### Dataset records
========
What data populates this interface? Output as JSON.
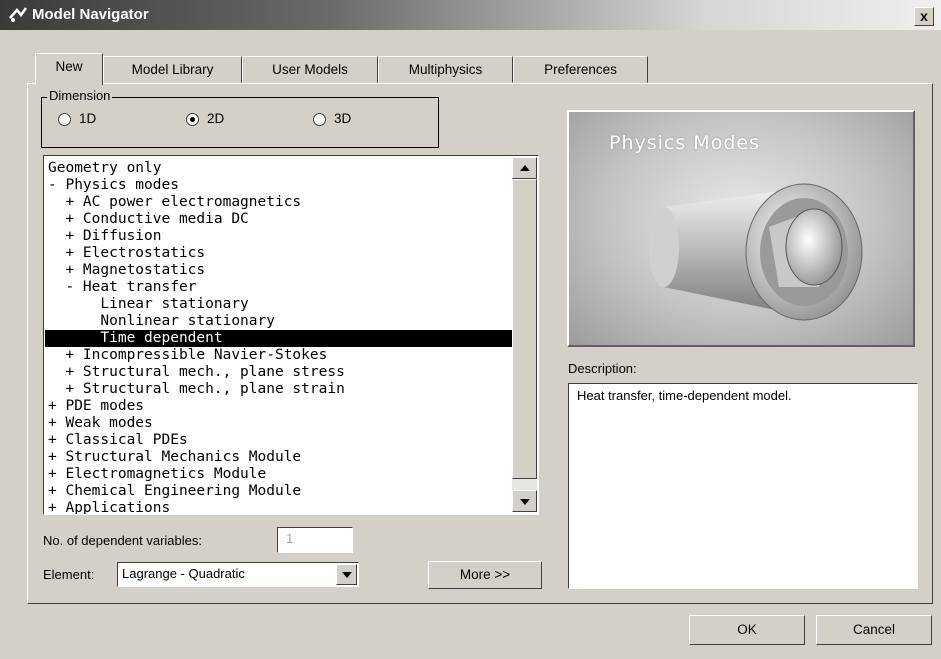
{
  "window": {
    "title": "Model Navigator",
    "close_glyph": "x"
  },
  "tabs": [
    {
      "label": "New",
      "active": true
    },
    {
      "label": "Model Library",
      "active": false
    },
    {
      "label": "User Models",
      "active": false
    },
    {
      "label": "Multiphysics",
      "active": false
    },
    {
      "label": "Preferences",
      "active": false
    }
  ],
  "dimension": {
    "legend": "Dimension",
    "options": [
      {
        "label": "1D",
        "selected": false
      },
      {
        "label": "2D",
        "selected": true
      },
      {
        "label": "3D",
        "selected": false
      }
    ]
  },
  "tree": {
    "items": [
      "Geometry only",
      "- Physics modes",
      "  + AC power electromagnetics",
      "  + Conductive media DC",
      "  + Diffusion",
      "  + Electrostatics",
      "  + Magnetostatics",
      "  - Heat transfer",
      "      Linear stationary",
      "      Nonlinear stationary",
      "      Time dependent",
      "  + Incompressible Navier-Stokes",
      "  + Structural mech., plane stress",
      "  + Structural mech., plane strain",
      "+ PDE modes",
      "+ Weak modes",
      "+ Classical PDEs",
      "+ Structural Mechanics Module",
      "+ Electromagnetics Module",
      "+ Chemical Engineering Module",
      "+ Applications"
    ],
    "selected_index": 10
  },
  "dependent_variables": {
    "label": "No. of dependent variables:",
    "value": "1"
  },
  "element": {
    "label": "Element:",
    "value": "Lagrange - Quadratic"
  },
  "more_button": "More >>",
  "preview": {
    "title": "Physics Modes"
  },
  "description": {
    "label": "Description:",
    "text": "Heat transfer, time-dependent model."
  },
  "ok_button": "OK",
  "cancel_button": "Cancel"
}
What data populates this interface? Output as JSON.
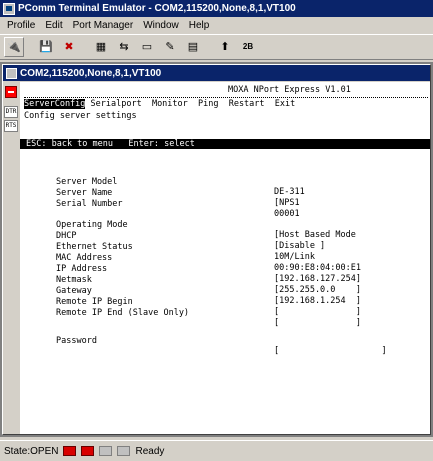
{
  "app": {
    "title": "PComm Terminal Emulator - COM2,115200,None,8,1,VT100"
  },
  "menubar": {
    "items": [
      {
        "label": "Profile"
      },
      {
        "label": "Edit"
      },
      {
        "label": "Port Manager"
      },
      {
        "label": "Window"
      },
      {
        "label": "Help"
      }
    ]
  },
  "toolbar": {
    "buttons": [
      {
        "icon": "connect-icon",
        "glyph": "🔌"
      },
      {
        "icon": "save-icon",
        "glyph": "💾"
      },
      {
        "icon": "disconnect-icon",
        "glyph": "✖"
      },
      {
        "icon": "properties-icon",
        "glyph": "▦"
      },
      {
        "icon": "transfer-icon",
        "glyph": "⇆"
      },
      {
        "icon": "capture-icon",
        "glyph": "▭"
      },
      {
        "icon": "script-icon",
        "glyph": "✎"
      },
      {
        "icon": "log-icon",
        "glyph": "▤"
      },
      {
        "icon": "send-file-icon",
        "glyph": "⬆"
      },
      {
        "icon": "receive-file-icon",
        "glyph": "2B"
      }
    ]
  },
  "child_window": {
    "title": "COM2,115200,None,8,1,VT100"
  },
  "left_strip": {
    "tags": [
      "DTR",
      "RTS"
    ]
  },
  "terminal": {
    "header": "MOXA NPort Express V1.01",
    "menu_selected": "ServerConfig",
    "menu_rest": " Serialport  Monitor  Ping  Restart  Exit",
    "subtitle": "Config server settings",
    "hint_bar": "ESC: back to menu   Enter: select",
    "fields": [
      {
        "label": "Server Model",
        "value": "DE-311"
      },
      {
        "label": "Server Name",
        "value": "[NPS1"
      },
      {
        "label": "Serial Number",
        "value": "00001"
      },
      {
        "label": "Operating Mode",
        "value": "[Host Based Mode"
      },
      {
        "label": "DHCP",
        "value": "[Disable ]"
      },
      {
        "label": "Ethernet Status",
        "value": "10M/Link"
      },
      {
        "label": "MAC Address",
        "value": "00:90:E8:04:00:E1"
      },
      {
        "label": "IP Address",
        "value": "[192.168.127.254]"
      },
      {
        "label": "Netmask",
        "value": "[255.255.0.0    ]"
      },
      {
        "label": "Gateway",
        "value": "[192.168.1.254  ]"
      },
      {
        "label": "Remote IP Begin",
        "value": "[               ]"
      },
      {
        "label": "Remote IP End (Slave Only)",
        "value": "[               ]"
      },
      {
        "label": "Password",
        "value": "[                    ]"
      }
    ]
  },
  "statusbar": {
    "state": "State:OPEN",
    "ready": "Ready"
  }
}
========
Repeat each entry precisely as it appears. Leave the pictures out.

What data populates this interface? Output as JSON.
{
  "window": {
    "title": "Model Navigator",
    "close_glyph": "x"
  },
  "tabs": [
    {
      "label": "New",
      "active": true
    },
    {
      "label": "Model Library",
      "active": false
    },
    {
      "label": "User Models",
      "active": false
    },
    {
      "label": "Multiphysics",
      "active": false
    },
    {
      "label": "Preferences",
      "active": false
    }
  ],
  "dimension": {
    "legend": "Dimension",
    "options": [
      {
        "label": "1D",
        "selected": false
      },
      {
        "label": "2D",
        "selected": true
      },
      {
        "label": "3D",
        "selected": false
      }
    ]
  },
  "tree": {
    "items": [
      "Geometry only",
      "- Physics modes",
      "  + AC power electromagnetics",
      "  + Conductive media DC",
      "  + Diffusion",
      "  + Electrostatics",
      "  + Magnetostatics",
      "  - Heat transfer",
      "      Linear stationary",
      "      Nonlinear stationary",
      "      Time dependent",
      "  + Incompressible Navier-Stokes",
      "  + Structural mech., plane stress",
      "  + Structural mech., plane strain",
      "+ PDE modes",
      "+ Weak modes",
      "+ Classical PDEs",
      "+ Structural Mechanics Module",
      "+ Electromagnetics Module",
      "+ Chemical Engineering Module",
      "+ Applications"
    ],
    "selected_index": 10
  },
  "dependent_variables": {
    "label": "No. of dependent variables:",
    "value": "1"
  },
  "element": {
    "label": "Element:",
    "value": "Lagrange - Quadratic"
  },
  "more_button": "More >>",
  "preview": {
    "title": "Physics Modes"
  },
  "description": {
    "label": "Description:",
    "text": "Heat transfer, time-dependent model."
  },
  "ok_button": "OK",
  "cancel_button": "Cancel"
}
What data populates this interface? Output as JSON.
{
  "app": {
    "title": "PComm Terminal Emulator - COM2,115200,None,8,1,VT100"
  },
  "menubar": {
    "items": [
      {
        "label": "Profile"
      },
      {
        "label": "Edit"
      },
      {
        "label": "Port Manager"
      },
      {
        "label": "Window"
      },
      {
        "label": "Help"
      }
    ]
  },
  "toolbar": {
    "buttons": [
      {
        "icon": "connect-icon",
        "glyph": "🔌"
      },
      {
        "icon": "save-icon",
        "glyph": "💾"
      },
      {
        "icon": "disconnect-icon",
        "glyph": "✖"
      },
      {
        "icon": "properties-icon",
        "glyph": "▦"
      },
      {
        "icon": "transfer-icon",
        "glyph": "⇆"
      },
      {
        "icon": "capture-icon",
        "glyph": "▭"
      },
      {
        "icon": "script-icon",
        "glyph": "✎"
      },
      {
        "icon": "log-icon",
        "glyph": "▤"
      },
      {
        "icon": "send-file-icon",
        "glyph": "⬆"
      },
      {
        "icon": "receive-file-icon",
        "glyph": "2B"
      }
    ]
  },
  "child_window": {
    "title": "COM2,115200,None,8,1,VT100"
  },
  "left_strip": {
    "tags": [
      "DTR",
      "RTS"
    ]
  },
  "terminal": {
    "header": "MOXA NPort Express V1.01",
    "menu_selected": "ServerConfig",
    "menu_rest": " Serialport  Monitor  Ping  Restart  Exit",
    "subtitle": "Config server settings",
    "hint_bar": "ESC: back to menu   Enter: select",
    "fields": [
      {
        "label": "Server Model",
        "value": "DE-311"
      },
      {
        "label": "Server Name",
        "value": "[NPS1"
      },
      {
        "label": "Serial Number",
        "value": "00001"
      },
      {
        "label": "Operating Mode",
        "value": "[Host Based Mode"
      },
      {
        "label": "DHCP",
        "value": "[Disable ]"
      },
      {
        "label": "Ethernet Status",
        "value": "10M/Link"
      },
      {
        "label": "MAC Address",
        "value": "00:90:E8:04:00:E1"
      },
      {
        "label": "IP Address",
        "value": "[192.168.127.254]"
      },
      {
        "label": "Netmask",
        "value": "[255.255.0.0    ]"
      },
      {
        "label": "Gateway",
        "value": "[192.168.1.254  ]"
      },
      {
        "label": "Remote IP Begin",
        "value": "[               ]"
      },
      {
        "label": "Remote IP End (Slave Only)",
        "value": "[               ]"
      },
      {
        "label": "Password",
        "value": "[                    ]"
      }
    ]
  },
  "statusbar": {
    "state": "State:OPEN",
    "ready": "Ready"
  }
}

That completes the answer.